Work to do: Determine the number of lines that have the string "ffffff" in them, and give only that number.

Records for the task:
——

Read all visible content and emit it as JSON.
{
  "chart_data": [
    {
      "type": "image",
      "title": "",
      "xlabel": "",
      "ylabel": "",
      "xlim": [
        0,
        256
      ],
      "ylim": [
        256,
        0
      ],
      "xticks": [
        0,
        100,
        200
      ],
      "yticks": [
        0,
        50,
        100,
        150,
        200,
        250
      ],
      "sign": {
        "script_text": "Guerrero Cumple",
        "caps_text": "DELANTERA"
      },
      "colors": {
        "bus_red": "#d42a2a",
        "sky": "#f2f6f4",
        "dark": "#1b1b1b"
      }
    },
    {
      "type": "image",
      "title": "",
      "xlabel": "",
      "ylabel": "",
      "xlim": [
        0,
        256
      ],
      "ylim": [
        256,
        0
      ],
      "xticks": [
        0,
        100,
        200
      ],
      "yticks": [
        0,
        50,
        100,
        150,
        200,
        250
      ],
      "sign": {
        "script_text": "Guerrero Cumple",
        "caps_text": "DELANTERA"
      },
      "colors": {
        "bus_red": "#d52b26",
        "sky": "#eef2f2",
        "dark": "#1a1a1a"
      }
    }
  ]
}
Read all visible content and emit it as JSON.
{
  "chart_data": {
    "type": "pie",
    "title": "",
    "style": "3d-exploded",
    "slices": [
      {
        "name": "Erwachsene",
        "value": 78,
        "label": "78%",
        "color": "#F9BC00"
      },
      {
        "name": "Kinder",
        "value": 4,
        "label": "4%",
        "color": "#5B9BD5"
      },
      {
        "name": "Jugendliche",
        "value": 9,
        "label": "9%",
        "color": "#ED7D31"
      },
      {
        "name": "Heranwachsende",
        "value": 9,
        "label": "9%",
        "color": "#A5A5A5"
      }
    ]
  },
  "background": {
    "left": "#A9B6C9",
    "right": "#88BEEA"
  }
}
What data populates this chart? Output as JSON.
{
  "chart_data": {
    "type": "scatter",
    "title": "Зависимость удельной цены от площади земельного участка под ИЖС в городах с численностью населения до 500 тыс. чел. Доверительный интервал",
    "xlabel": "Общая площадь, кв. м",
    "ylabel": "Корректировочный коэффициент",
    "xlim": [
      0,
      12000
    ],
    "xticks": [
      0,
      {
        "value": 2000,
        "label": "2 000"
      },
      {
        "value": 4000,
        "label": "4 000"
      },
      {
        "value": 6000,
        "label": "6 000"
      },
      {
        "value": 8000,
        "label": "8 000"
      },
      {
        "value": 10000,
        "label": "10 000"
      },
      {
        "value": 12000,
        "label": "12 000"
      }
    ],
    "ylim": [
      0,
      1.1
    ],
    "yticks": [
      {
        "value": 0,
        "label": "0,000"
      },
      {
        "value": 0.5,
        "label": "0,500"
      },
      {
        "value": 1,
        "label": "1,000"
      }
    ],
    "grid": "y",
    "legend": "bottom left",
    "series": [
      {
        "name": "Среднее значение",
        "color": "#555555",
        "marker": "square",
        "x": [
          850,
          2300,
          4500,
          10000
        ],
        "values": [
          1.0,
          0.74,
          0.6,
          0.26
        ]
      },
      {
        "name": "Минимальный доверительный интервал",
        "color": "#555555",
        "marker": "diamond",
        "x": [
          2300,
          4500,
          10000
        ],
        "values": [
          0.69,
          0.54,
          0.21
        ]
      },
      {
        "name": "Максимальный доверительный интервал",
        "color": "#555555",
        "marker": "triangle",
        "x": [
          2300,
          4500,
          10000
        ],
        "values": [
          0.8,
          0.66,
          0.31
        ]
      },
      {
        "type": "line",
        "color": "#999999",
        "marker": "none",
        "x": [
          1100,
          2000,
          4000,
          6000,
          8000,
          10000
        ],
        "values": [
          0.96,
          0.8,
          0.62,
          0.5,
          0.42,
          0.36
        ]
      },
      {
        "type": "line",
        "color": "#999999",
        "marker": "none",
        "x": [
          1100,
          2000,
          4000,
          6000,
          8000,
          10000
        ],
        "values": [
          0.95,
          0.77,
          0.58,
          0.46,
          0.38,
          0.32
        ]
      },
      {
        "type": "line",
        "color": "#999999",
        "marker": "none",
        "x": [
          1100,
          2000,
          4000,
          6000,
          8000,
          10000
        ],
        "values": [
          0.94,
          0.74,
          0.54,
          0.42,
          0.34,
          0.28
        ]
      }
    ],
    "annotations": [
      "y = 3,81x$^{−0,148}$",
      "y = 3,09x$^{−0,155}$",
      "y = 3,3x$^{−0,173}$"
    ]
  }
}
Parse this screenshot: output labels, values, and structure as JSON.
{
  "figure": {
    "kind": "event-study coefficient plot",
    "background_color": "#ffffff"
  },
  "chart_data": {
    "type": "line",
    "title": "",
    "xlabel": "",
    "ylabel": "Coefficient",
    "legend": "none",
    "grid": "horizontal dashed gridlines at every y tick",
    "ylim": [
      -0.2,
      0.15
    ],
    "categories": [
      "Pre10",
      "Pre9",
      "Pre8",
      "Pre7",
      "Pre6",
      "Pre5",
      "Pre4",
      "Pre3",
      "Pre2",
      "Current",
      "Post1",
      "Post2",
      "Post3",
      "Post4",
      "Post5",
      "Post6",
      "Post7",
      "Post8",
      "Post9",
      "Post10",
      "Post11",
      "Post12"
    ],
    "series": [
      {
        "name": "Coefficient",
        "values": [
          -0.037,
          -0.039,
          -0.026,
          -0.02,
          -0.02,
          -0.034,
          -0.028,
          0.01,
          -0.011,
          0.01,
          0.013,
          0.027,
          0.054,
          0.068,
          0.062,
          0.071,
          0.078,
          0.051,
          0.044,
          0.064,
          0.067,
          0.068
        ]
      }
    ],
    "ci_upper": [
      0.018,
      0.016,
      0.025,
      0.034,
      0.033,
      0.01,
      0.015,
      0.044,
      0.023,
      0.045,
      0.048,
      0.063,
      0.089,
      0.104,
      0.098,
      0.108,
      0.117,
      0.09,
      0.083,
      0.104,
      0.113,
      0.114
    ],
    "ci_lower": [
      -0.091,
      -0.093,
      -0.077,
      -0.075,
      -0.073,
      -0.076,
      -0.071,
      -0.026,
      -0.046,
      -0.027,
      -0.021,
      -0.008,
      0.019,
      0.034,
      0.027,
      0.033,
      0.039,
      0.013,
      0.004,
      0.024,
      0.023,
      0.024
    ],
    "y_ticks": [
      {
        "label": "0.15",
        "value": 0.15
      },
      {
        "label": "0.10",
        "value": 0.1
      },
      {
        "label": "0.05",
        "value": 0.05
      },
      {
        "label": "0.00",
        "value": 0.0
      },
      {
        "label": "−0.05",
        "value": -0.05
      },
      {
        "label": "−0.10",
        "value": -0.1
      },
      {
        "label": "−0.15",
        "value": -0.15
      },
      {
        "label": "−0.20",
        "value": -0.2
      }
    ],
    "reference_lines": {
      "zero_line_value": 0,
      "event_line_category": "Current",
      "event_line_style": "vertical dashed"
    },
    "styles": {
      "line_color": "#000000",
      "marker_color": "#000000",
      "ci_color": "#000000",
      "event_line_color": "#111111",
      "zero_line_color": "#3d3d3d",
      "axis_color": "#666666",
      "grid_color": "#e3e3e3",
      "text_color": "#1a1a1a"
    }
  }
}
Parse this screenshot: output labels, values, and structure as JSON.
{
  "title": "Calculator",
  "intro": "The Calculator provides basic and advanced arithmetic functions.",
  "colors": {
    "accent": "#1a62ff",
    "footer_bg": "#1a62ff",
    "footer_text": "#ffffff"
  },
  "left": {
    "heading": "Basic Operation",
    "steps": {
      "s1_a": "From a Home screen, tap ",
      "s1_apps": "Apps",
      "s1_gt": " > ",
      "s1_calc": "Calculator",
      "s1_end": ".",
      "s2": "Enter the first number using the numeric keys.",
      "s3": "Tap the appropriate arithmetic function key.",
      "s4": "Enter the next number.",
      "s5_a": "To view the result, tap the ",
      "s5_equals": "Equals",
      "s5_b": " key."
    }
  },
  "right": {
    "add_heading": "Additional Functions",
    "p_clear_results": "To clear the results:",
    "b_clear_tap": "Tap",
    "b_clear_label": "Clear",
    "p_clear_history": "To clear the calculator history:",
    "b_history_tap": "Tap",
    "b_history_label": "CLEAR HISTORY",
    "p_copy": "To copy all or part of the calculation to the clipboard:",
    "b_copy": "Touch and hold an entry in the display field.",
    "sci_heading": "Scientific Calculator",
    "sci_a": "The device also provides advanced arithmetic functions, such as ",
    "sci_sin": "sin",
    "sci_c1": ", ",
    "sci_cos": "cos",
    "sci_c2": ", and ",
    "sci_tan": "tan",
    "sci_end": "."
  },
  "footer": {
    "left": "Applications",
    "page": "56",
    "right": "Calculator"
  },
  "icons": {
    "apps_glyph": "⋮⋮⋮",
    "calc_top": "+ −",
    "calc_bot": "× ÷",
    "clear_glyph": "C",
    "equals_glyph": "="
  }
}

——

Output below: 2